> _SOURCE MATERIAL_:
Start
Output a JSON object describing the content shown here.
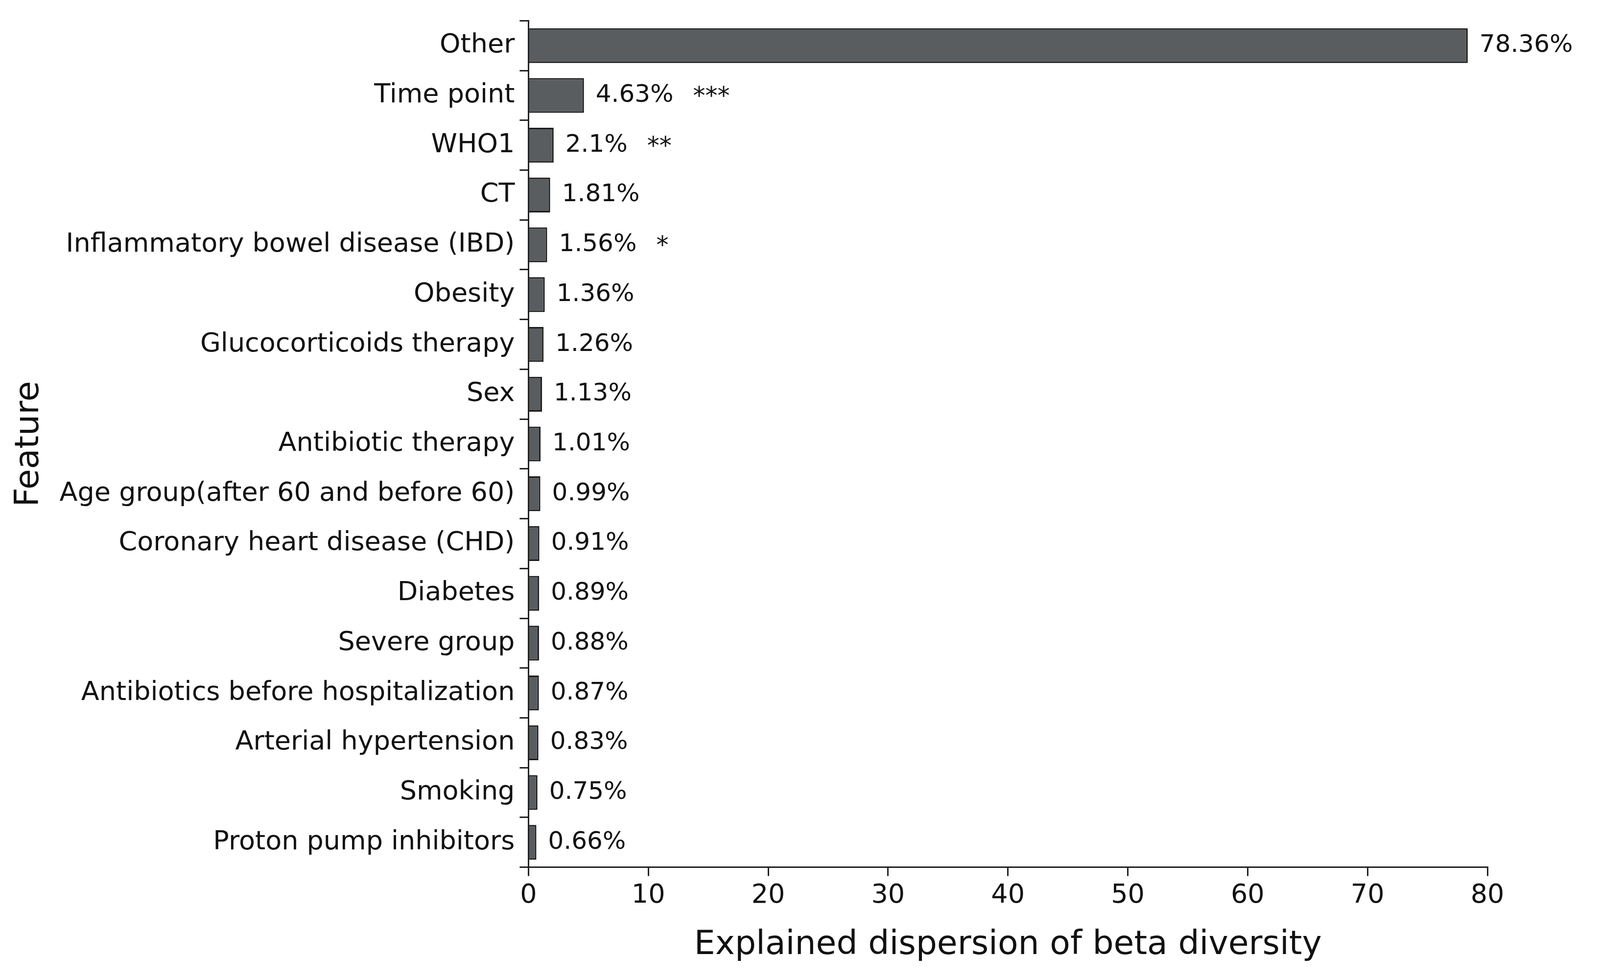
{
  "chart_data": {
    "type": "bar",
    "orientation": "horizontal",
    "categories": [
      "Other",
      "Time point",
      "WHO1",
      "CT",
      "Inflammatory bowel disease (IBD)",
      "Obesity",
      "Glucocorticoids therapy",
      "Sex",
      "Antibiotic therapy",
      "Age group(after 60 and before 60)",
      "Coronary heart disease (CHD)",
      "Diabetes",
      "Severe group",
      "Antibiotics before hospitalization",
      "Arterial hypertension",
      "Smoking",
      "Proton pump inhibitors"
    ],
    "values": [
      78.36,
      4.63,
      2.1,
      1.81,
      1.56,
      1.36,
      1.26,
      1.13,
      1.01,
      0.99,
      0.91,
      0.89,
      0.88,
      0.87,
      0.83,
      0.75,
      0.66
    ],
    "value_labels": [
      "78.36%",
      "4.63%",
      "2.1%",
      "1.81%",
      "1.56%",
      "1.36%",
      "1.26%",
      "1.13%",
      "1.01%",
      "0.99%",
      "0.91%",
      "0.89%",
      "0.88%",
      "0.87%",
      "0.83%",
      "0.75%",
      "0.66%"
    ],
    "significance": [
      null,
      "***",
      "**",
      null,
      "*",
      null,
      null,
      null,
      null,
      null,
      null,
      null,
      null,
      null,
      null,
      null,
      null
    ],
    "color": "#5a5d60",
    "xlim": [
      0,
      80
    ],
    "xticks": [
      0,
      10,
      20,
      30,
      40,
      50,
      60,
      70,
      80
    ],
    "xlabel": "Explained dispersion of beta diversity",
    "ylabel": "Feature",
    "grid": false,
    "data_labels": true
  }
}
End
Copy the whole listing above word for word but do not carry over the pictures.

> _REPLY TO THE TASK_:
Output a JSON object describing the content shown here.
{
  "chart_data": {
    "type": "bar",
    "orientation": "horizontal",
    "categories": [
      "Other",
      "Time point",
      "WHO1",
      "CT",
      "Inflammatory bowel disease (IBD)",
      "Obesity",
      "Glucocorticoids therapy",
      "Sex",
      "Antibiotic therapy",
      "Age group(after 60 and before 60)",
      "Coronary heart disease (CHD)",
      "Diabetes",
      "Severe group",
      "Antibiotics before hospitalization",
      "Arterial hypertension",
      "Smoking",
      "Proton pump inhibitors"
    ],
    "values": [
      78.36,
      4.63,
      2.1,
      1.81,
      1.56,
      1.36,
      1.26,
      1.13,
      1.01,
      0.99,
      0.91,
      0.89,
      0.88,
      0.87,
      0.83,
      0.75,
      0.66
    ],
    "value_labels": [
      "78.36%",
      "4.63%",
      "2.1%",
      "1.81%",
      "1.56%",
      "1.36%",
      "1.26%",
      "1.13%",
      "1.01%",
      "0.99%",
      "0.91%",
      "0.89%",
      "0.88%",
      "0.87%",
      "0.83%",
      "0.75%",
      "0.66%"
    ],
    "significance": [
      null,
      "***",
      "**",
      null,
      "*",
      null,
      null,
      null,
      null,
      null,
      null,
      null,
      null,
      null,
      null,
      null,
      null
    ],
    "color": "#5a5d60",
    "xlim": [
      0,
      80
    ],
    "xticks": [
      0,
      10,
      20,
      30,
      40,
      50,
      60,
      70,
      80
    ],
    "xlabel": "Explained dispersion of beta diversity",
    "ylabel": "Feature",
    "grid": false,
    "data_labels": true
  }
}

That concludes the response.